**Short task**. Reproduce the listing below in full and without alteration, apart from its pictures.

**Provided records**.
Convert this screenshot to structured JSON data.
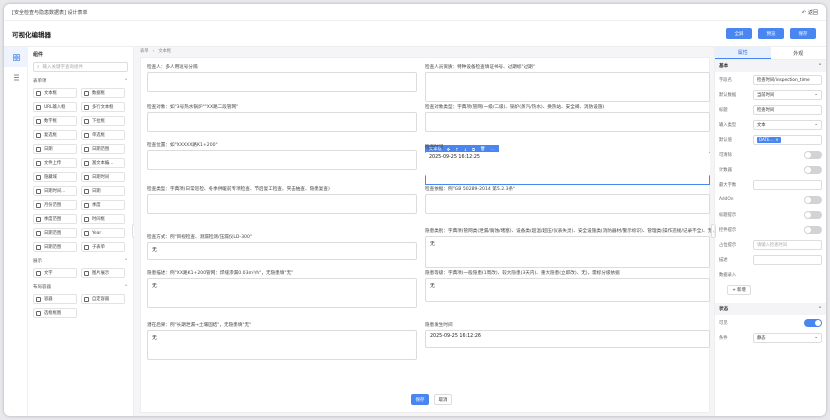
{
  "topbar": {
    "breadcrumb": "[安全检查与隐患数据表] 设计表单",
    "return_label": "返回"
  },
  "header": {
    "title": "可视化编辑器",
    "buttons": [
      "全屏",
      "预览",
      "保存"
    ]
  },
  "left": {
    "title": "组件",
    "search_placeholder": "输入关键字查询组件",
    "groups": [
      {
        "name": "表单项",
        "items": [
          "文本框",
          "数据框",
          "URL输入框",
          "多行文本框",
          "数字框",
          "下拉框",
          "复选框",
          "单选框",
          "日期",
          "日期范围",
          "文件上传",
          "富文本编...",
          "隐藏域",
          "日期时间",
          "日期时间...",
          "日期",
          "月份范围",
          "季度",
          "季度范围",
          "时间框",
          "日期范围",
          "Year",
          "日期范围",
          "子表单"
        ]
      },
      {
        "name": "展示",
        "items": [
          "文字",
          "图片展示"
        ]
      },
      {
        "name": "布局容器",
        "items": [
          "容器",
          "自定容器",
          "选框框图"
        ]
      }
    ]
  },
  "canvas": {
    "crumb": [
      "表单",
      "文本框"
    ],
    "fields": [
      {
        "label": "检查人：多人用逗号分隔",
        "value": ""
      },
      {
        "label": "检查人员资质：特种设备检查填证书号、过期标\"过期\"",
        "value": ""
      },
      {
        "label": "检查对象：如\"3号热水锅炉\"\"XX路二段管网\"",
        "value": ""
      },
      {
        "label": "检查对象类型：字典项(管网(一级/二级)、锅炉(蒸汽/热水)、换热站、安全阀、消防设施)",
        "value": ""
      },
      {
        "label": "检查位置：如\"XXXXX路K1+200\"",
        "value": ""
      },
      {
        "label": "检查时间",
        "value": "2025-09-25 16:12:25"
      },
      {
        "label": "检查类型：字典项(日常巡检、冬季供暖前专项检查、节后复工检查、突击抽查、隐患复查)",
        "value": ""
      },
      {
        "label": "检查依据：例\"GB 50289-2014 第5.2.3条\"",
        "value": ""
      },
      {
        "label": "检查方式：例\"目视检查、测漏检测/压漏仪LD-300\"",
        "value": "无"
      },
      {
        "label": "隐患类别：字典项(管网类(泄漏/腐蚀/堵塞)、设备类(超温/超压/仪表失灵)、安全设施类(消防器材/警示标识)、管理类(操作违规/记录不全)、无)",
        "value": "无"
      },
      {
        "label": "隐患描述：例\"XX路K1+200管网：焊缝渗漏0.03m³/h\"，无隐患填\"无\"",
        "value": "无"
      },
      {
        "label": "隐患等级：字典项(一般隐患(1周改)、较大隐患(3天内)、重大隐患(立即改)、无)，需标分级依据",
        "value": "无"
      },
      {
        "label": "潜在后果：例\"长期泄漏→土壤固结\"，无隐患填\"无\"",
        "value": "无"
      },
      {
        "label": "隐患发生时间",
        "value": "2025-09-25 16:12:26"
      }
    ],
    "selected_label": "文本框",
    "footer": [
      "保存",
      "取消"
    ]
  },
  "right": {
    "tabs": [
      "属性",
      "外观"
    ],
    "basic_title": "基本",
    "props": [
      {
        "label": "字段名",
        "value": "检查时间/inspection_time",
        "type": "input"
      },
      {
        "label": "默认数据",
        "value": "当前时间",
        "type": "select"
      },
      {
        "label": "标题",
        "value": "检查时间",
        "type": "input"
      },
      {
        "label": "输入类型",
        "value": "文本",
        "type": "select"
      },
      {
        "label": "默认值",
        "value": "DATE...",
        "type": "tag"
      },
      {
        "label": "可清除",
        "type": "toggle",
        "on": false
      },
      {
        "label": "计数器",
        "type": "toggle",
        "on": false
      },
      {
        "label": "最大字数",
        "value": "",
        "type": "input"
      },
      {
        "label": "AddOn",
        "type": "toggle",
        "on": false
      },
      {
        "label": "标题提示",
        "type": "toggle",
        "on": false
      },
      {
        "label": "控件提示",
        "type": "toggle",
        "on": false
      },
      {
        "label": "占位提示",
        "value": "请输入检查时间",
        "type": "input"
      },
      {
        "label": "描述",
        "value": "",
        "type": "input"
      }
    ],
    "data_input_label": "数据录入",
    "add_label": "+ 新增",
    "state_title": "状态",
    "visible_label": "可见",
    "condition_label": "条件",
    "condition_value": "静态"
  }
}
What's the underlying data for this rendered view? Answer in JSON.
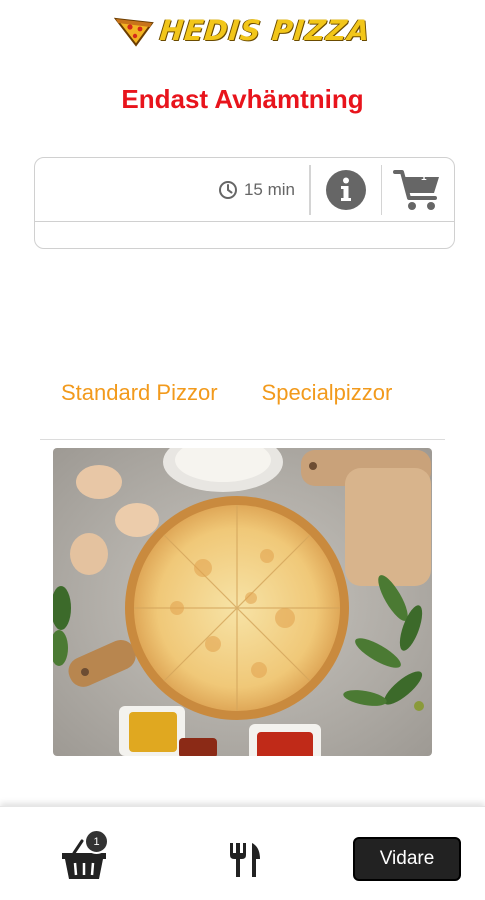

**Answer to this problem**.
Convert this screenshot to structured JSON data.
{
  "topbar": {
    "breadcrumb": "[安全检查与隐患数据表] 设计表单",
    "return_label": "返回"
  },
  "header": {
    "title": "可视化编辑器",
    "buttons": [
      "全屏",
      "预览",
      "保存"
    ]
  },
  "left": {
    "title": "组件",
    "search_placeholder": "输入关键字查询组件",
    "groups": [
      {
        "name": "表单项",
        "items": [
          "文本框",
          "数据框",
          "URL输入框",
          "多行文本框",
          "数字框",
          "下拉框",
          "复选框",
          "单选框",
          "日期",
          "日期范围",
          "文件上传",
          "富文本编...",
          "隐藏域",
          "日期时间",
          "日期时间...",
          "日期",
          "月份范围",
          "季度",
          "季度范围",
          "时间框",
          "日期范围",
          "Year",
          "日期范围",
          "子表单"
        ]
      },
      {
        "name": "展示",
        "items": [
          "文字",
          "图片展示"
        ]
      },
      {
        "name": "布局容器",
        "items": [
          "容器",
          "自定容器",
          "选框框图"
        ]
      }
    ]
  },
  "canvas": {
    "crumb": [
      "表单",
      "文本框"
    ],
    "fields": [
      {
        "label": "检查人：多人用逗号分隔",
        "value": ""
      },
      {
        "label": "检查人员资质：特种设备检查填证书号、过期标\"过期\"",
        "value": ""
      },
      {
        "label": "检查对象：如\"3号热水锅炉\"\"XX路二段管网\"",
        "value": ""
      },
      {
        "label": "检查对象类型：字典项(管网(一级/二级)、锅炉(蒸汽/热水)、换热站、安全阀、消防设施)",
        "value": ""
      },
      {
        "label": "检查位置：如\"XXXXX路K1+200\"",
        "value": ""
      },
      {
        "label": "检查时间",
        "value": "2025-09-25 16:12:25"
      },
      {
        "label": "检查类型：字典项(日常巡检、冬季供暖前专项检查、节后复工检查、突击抽查、隐患复查)",
        "value": ""
      },
      {
        "label": "检查依据：例\"GB 50289-2014 第5.2.3条\"",
        "value": ""
      },
      {
        "label": "检查方式：例\"目视检查、测漏检测/压漏仪LD-300\"",
        "value": "无"
      },
      {
        "label": "隐患类别：字典项(管网类(泄漏/腐蚀/堵塞)、设备类(超温/超压/仪表失灵)、安全设施类(消防器材/警示标识)、管理类(操作违规/记录不全)、无)",
        "value": "无"
      },
      {
        "label": "隐患描述：例\"XX路K1+200管网：焊缝渗漏0.03m³/h\"，无隐患填\"无\"",
        "value": "无"
      },
      {
        "label": "隐患等级：字典项(一般隐患(1周改)、较大隐患(3天内)、重大隐患(立即改)、无)，需标分级依据",
        "value": "无"
      },
      {
        "label": "潜在后果：例\"长期泄漏→土壤固结\"，无隐患填\"无\"",
        "value": "无"
      },
      {
        "label": "隐患发生时间",
        "value": "2025-09-25 16:12:26"
      }
    ],
    "selected_label": "文本框",
    "footer": [
      "保存",
      "取消"
    ]
  },
  "right": {
    "tabs": [
      "属性",
      "外观"
    ],
    "basic_title": "基本",
    "props": [
      {
        "label": "字段名",
        "value": "检查时间/inspection_time",
        "type": "input"
      },
      {
        "label": "默认数据",
        "value": "当前时间",
        "type": "select"
      },
      {
        "label": "标题",
        "value": "检查时间",
        "type": "input"
      },
      {
        "label": "输入类型",
        "value": "文本",
        "type": "select"
      },
      {
        "label": "默认值",
        "value": "DATE...",
        "type": "tag"
      },
      {
        "label": "可清除",
        "type": "toggle",
        "on": false
      },
      {
        "label": "计数器",
        "type": "toggle",
        "on": false
      },
      {
        "label": "最大字数",
        "value": "",
        "type": "input"
      },
      {
        "label": "AddOn",
        "type": "toggle",
        "on": false
      },
      {
        "label": "标题提示",
        "type": "toggle",
        "on": false
      },
      {
        "label": "控件提示",
        "type": "toggle",
        "on": false
      },
      {
        "label": "占位提示",
        "value": "请输入检查时间",
        "type": "input"
      },
      {
        "label": "描述",
        "value": "",
        "type": "input"
      }
    ],
    "data_input_label": "数据录入",
    "add_label": "+ 新增",
    "state_title": "状态",
    "visible_label": "可见",
    "condition_label": "条件",
    "condition_value": "静态"
  }
}
What's the underlying data for this rendered view? Answer in JSON.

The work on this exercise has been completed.